◆ EXERCISE TASK ◆
Count every line that holds the string "green", then give that number alone.
[start RECORDS SHOWN]
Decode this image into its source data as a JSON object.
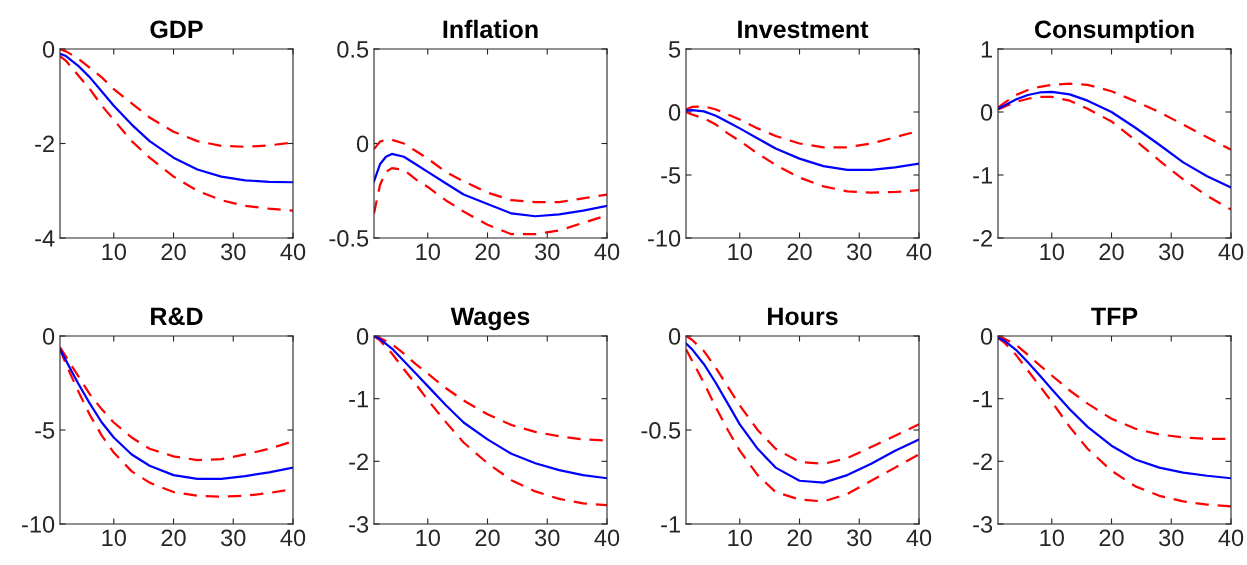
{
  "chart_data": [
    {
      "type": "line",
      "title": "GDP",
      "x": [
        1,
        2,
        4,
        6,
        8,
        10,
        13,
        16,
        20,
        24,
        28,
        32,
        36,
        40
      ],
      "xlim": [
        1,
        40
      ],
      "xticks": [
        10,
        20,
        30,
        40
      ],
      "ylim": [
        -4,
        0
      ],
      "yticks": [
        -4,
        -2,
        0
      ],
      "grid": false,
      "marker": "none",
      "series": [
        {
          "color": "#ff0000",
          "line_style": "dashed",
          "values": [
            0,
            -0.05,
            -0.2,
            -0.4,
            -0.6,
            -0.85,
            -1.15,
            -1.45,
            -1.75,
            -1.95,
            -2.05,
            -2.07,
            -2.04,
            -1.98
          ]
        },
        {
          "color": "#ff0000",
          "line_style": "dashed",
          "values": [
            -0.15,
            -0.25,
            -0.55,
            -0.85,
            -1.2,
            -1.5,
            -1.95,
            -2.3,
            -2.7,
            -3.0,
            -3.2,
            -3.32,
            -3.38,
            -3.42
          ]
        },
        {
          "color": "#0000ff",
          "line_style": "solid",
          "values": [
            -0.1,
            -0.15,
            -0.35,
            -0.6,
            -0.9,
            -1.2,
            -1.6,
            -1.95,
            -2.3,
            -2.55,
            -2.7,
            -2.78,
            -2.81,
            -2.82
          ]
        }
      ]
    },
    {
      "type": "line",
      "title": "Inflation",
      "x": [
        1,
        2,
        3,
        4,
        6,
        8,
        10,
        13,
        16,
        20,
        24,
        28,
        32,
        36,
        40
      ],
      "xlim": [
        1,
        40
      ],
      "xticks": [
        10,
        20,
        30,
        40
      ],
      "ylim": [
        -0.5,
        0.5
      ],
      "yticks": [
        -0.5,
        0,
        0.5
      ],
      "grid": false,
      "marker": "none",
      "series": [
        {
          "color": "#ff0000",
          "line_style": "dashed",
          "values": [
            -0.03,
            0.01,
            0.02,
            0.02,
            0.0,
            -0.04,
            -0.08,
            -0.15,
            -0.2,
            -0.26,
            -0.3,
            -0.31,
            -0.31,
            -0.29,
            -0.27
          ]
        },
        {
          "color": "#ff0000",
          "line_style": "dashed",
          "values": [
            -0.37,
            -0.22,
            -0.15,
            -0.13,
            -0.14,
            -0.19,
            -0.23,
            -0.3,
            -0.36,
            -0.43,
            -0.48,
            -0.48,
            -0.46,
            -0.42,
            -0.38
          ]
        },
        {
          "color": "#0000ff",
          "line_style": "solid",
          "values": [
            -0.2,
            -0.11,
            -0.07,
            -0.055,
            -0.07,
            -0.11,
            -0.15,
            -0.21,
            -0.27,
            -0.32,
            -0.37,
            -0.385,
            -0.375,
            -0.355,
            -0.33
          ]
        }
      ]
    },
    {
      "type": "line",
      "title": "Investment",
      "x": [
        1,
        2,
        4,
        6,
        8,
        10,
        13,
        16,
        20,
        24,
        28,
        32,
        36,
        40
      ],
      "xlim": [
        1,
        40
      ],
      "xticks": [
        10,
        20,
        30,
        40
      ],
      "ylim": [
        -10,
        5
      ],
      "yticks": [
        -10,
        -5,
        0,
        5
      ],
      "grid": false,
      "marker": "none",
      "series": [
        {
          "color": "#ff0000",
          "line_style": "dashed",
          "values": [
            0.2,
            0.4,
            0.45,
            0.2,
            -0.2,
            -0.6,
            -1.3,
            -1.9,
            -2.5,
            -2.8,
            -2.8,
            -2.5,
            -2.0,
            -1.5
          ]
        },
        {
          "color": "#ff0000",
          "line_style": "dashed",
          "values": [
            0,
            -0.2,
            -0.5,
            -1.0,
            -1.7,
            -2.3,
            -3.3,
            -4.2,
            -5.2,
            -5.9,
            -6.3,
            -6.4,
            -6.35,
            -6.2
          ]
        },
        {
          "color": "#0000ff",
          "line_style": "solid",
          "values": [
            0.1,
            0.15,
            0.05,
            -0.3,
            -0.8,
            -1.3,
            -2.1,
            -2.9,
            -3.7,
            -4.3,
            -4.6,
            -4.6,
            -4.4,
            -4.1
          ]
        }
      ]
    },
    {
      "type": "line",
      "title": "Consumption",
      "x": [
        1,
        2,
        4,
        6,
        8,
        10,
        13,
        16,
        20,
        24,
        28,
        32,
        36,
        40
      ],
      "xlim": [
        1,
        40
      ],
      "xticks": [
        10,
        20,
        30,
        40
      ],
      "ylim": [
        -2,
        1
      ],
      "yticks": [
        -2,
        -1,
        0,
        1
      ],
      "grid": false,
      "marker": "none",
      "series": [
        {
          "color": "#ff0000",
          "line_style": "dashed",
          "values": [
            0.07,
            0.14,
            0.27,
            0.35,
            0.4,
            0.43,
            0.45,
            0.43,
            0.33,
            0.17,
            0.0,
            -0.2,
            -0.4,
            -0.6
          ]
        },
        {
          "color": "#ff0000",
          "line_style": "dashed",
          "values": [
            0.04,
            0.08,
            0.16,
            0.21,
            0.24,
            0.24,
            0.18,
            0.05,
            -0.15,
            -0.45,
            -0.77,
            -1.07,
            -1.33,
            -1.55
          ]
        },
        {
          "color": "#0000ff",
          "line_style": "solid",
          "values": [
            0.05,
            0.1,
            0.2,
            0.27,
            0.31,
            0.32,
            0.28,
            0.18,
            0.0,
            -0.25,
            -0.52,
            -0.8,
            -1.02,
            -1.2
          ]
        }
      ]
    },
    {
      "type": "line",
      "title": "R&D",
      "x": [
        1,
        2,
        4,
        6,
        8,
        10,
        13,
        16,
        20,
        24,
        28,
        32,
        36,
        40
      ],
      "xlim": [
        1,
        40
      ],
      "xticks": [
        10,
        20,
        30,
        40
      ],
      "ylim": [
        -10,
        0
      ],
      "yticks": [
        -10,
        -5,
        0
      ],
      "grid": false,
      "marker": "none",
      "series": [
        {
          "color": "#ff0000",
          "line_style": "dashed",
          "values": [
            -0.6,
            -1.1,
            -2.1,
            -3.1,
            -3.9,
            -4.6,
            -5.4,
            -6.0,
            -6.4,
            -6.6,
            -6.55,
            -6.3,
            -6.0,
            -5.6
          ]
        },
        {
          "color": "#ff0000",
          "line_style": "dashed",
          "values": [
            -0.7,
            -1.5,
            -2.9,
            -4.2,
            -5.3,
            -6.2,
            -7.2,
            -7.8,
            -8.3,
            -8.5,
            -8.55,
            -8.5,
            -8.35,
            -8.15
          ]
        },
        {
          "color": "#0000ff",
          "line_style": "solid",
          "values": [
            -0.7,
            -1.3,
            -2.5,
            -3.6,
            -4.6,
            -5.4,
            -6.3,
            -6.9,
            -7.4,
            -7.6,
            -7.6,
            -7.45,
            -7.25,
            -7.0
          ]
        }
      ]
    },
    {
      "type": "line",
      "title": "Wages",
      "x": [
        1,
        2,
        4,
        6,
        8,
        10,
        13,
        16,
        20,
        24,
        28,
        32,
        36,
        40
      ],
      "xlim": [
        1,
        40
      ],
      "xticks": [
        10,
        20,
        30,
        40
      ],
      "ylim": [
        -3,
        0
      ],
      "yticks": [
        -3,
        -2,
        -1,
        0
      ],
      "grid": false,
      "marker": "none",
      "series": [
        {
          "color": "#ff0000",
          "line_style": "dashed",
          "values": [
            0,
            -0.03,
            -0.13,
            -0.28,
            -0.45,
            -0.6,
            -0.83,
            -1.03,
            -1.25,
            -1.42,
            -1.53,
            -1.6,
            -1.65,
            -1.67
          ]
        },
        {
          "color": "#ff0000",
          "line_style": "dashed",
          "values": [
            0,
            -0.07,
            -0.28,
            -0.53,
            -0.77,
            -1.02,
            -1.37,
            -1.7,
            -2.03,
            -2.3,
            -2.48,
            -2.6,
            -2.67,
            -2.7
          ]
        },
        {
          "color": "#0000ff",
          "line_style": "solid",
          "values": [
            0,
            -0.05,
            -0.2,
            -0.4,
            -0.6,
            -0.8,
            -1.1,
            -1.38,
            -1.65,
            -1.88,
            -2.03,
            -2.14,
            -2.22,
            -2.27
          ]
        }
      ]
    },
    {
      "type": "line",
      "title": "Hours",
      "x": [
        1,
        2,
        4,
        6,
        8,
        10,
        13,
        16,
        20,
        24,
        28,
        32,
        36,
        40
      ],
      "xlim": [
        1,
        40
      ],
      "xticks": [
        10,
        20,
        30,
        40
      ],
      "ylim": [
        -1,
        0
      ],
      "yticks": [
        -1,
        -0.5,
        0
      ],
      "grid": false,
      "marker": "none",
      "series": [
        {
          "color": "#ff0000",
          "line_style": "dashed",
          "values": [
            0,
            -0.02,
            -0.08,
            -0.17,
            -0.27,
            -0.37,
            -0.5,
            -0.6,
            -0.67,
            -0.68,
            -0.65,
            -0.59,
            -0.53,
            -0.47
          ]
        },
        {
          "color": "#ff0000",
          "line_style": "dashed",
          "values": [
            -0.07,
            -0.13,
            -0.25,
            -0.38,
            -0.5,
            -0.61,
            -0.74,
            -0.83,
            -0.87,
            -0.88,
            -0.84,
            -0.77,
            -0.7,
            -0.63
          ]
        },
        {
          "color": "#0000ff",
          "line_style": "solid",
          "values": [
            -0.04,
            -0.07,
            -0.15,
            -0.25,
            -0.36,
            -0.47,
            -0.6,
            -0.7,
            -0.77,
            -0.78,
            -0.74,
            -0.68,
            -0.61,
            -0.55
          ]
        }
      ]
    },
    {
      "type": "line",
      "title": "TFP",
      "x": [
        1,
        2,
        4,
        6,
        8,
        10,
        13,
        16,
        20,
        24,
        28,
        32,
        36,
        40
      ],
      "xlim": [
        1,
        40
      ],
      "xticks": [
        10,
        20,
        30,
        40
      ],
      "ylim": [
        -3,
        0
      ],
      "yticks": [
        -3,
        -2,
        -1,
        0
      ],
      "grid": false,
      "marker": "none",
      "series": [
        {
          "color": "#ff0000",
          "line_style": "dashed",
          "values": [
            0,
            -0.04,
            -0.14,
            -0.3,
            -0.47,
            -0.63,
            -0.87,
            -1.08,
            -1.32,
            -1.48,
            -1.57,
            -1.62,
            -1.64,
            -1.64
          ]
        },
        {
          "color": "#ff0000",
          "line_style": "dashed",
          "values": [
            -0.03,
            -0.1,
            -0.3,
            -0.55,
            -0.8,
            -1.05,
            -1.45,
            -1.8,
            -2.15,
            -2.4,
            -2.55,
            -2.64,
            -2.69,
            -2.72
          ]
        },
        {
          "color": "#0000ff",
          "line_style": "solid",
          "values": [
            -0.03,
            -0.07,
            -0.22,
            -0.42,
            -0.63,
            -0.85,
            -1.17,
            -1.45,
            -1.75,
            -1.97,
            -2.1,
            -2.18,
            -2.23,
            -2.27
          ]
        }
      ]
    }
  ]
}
[end RECORDS SHOWN]
[start RECORDS SHOWN]
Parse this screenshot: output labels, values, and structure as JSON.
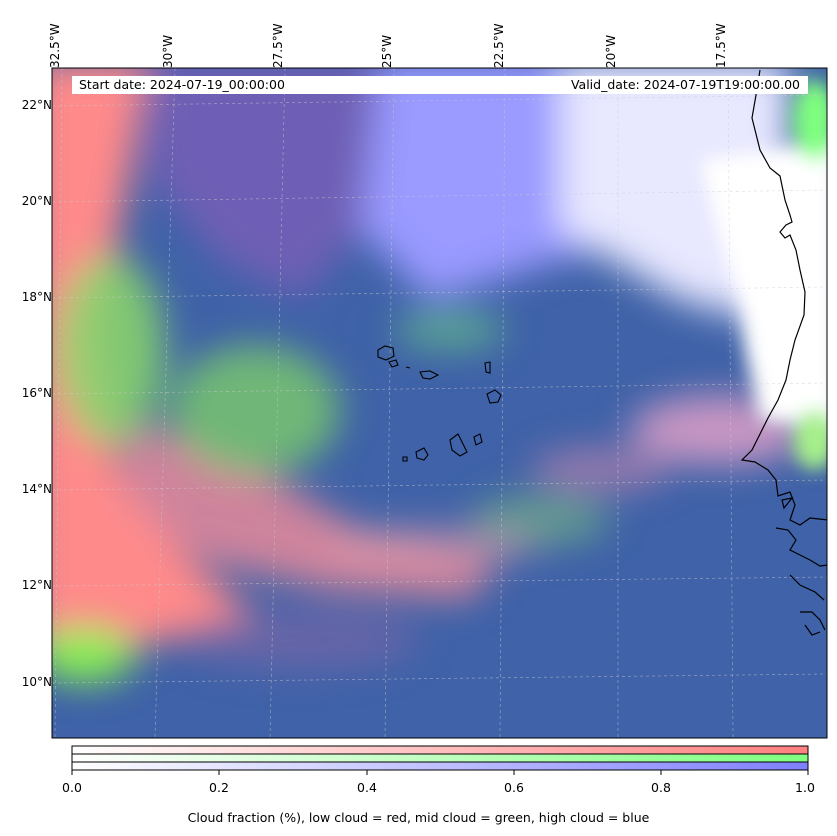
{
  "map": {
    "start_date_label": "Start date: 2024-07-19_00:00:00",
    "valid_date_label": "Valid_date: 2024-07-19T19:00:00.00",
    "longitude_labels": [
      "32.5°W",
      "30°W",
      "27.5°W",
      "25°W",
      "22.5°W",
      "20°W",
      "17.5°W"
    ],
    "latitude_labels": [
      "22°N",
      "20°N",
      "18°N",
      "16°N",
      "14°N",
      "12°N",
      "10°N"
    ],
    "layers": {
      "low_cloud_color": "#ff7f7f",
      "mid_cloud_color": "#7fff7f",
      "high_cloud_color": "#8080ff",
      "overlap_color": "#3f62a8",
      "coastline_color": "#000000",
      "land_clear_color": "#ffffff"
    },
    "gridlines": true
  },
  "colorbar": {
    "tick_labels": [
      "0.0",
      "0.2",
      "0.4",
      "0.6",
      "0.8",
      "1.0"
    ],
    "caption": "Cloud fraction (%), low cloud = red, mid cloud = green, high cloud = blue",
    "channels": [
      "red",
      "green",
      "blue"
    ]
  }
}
[end RECORDS SHOWN]
◆ EXPECTED ANSWER ◆
2